- Supplied records:
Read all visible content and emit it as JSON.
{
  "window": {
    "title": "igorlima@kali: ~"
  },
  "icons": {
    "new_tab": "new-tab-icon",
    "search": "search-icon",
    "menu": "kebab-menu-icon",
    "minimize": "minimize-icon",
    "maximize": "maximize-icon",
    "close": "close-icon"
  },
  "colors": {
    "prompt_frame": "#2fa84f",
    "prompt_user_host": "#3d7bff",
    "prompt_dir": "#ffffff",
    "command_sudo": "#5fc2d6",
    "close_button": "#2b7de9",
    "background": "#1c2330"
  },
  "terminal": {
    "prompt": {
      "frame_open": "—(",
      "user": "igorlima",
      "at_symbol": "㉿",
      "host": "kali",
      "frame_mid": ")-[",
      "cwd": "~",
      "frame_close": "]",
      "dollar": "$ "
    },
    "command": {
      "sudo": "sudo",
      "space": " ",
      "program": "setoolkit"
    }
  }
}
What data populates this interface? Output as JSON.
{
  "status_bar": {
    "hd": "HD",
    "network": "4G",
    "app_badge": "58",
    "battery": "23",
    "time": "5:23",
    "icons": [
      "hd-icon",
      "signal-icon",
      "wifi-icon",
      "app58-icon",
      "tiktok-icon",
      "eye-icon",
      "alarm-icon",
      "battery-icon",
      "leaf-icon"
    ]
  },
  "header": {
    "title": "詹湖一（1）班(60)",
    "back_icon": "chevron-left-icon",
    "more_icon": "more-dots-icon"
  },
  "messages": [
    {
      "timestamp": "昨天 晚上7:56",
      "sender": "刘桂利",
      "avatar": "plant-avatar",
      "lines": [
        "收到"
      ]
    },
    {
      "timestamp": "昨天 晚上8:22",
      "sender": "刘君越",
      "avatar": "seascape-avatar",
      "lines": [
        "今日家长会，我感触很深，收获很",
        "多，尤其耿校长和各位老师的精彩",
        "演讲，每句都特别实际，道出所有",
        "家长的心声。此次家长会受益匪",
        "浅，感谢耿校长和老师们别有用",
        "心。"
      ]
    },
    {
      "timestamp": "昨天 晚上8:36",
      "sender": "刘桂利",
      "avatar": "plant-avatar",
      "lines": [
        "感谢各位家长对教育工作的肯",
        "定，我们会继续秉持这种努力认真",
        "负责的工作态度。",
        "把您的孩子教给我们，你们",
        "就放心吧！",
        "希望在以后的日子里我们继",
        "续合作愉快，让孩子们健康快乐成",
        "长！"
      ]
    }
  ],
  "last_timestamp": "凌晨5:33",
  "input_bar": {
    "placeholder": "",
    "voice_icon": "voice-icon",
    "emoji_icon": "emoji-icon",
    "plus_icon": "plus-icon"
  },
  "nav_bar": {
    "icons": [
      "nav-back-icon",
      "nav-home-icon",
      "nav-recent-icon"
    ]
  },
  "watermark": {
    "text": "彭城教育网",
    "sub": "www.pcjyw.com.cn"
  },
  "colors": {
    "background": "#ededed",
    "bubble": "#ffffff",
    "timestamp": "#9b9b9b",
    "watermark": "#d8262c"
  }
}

- Directions:
Copy out the material above in its entirety. Every detail must match.

- Task result:
Read all visible content and emit it as JSON.
{
  "window": {
    "title": "igorlima@kali: ~"
  },
  "icons": {
    "new_tab": "new-tab-icon",
    "search": "search-icon",
    "menu": "kebab-menu-icon",
    "minimize": "minimize-icon",
    "maximize": "maximize-icon",
    "close": "close-icon"
  },
  "colors": {
    "prompt_frame": "#2fa84f",
    "prompt_user_host": "#3d7bff",
    "prompt_dir": "#ffffff",
    "command_sudo": "#5fc2d6",
    "close_button": "#2b7de9",
    "background": "#1c2330"
  },
  "terminal": {
    "prompt": {
      "frame_open": "—(",
      "user": "igorlima",
      "at_symbol": "㉿",
      "host": "kali",
      "frame_mid": ")-[",
      "cwd": "~",
      "frame_close": "]",
      "dollar": "$ "
    },
    "command": {
      "sudo": "sudo",
      "space": " ",
      "program": "setoolkit"
    }
  }
}
What data populates this interface? Output as JSON.
{
  "status_bar": {
    "hd": "HD",
    "network": "4G",
    "app_badge": "58",
    "battery": "23",
    "time": "5:23",
    "icons": [
      "hd-icon",
      "signal-icon",
      "wifi-icon",
      "app58-icon",
      "tiktok-icon",
      "eye-icon",
      "alarm-icon",
      "battery-icon",
      "leaf-icon"
    ]
  },
  "header": {
    "title": "詹湖一（1）班(60)",
    "back_icon": "chevron-left-icon",
    "more_icon": "more-dots-icon"
  },
  "messages": [
    {
      "timestamp": "昨天 晚上7:56",
      "sender": "刘桂利",
      "avatar": "plant-avatar",
      "lines": [
        "收到"
      ]
    },
    {
      "timestamp": "昨天 晚上8:22",
      "sender": "刘君越",
      "avatar": "seascape-avatar",
      "lines": [
        "今日家长会，我感触很深，收获很",
        "多，尤其耿校长和各位老师的精彩",
        "演讲，每句都特别实际，道出所有",
        "家长的心声。此次家长会受益匪",
        "浅，感谢耿校长和老师们别有用",
        "心。"
      ]
    },
    {
      "timestamp": "昨天 晚上8:36",
      "sender": "刘桂利",
      "avatar": "plant-avatar",
      "lines": [
        "感谢各位家长对教育工作的肯",
        "定，我们会继续秉持这种努力认真",
        "负责的工作态度。",
        "把您的孩子教给我们，你们",
        "就放心吧！",
        "希望在以后的日子里我们继",
        "续合作愉快，让孩子们健康快乐成",
        "长！"
      ]
    }
  ],
  "last_timestamp": "凌晨5:33",
  "input_bar": {
    "placeholder": "",
    "voice_icon": "voice-icon",
    "emoji_icon": "emoji-icon",
    "plus_icon": "plus-icon"
  },
  "nav_bar": {
    "icons": [
      "nav-back-icon",
      "nav-home-icon",
      "nav-recent-icon"
    ]
  },
  "watermark": {
    "text": "彭城教育网",
    "sub": "www.pcjyw.com.cn"
  },
  "colors": {
    "background": "#ededed",
    "bubble": "#ffffff",
    "timestamp": "#9b9b9b",
    "watermark": "#d8262c"
  }
}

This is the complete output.